_Written request_: Extract every line that includes the string "Output".

_Information shown_:
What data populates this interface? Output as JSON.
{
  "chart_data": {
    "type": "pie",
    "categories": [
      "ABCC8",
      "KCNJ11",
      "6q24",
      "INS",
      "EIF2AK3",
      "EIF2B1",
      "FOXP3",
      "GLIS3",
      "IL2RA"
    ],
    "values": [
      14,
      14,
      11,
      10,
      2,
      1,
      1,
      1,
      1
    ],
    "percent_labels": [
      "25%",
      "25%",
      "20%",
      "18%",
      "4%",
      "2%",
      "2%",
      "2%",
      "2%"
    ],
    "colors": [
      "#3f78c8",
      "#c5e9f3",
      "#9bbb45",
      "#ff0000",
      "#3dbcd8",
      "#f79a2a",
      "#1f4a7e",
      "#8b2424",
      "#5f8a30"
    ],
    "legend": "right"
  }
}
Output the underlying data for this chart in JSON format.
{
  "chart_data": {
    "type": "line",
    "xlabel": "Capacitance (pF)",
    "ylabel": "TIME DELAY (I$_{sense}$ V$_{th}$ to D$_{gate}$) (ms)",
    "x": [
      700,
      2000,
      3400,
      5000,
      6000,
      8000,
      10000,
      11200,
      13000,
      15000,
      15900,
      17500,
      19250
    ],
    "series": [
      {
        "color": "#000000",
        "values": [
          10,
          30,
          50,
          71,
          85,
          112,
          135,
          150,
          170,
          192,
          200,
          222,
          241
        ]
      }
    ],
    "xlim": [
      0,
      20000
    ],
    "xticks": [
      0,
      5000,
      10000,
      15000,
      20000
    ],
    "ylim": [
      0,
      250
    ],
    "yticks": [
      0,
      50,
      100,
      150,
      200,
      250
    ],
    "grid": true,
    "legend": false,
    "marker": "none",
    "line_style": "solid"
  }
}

_Exercise solution_:
What data populates this interface? Output as JSON.
Output the underlying data for this chart in JSON format.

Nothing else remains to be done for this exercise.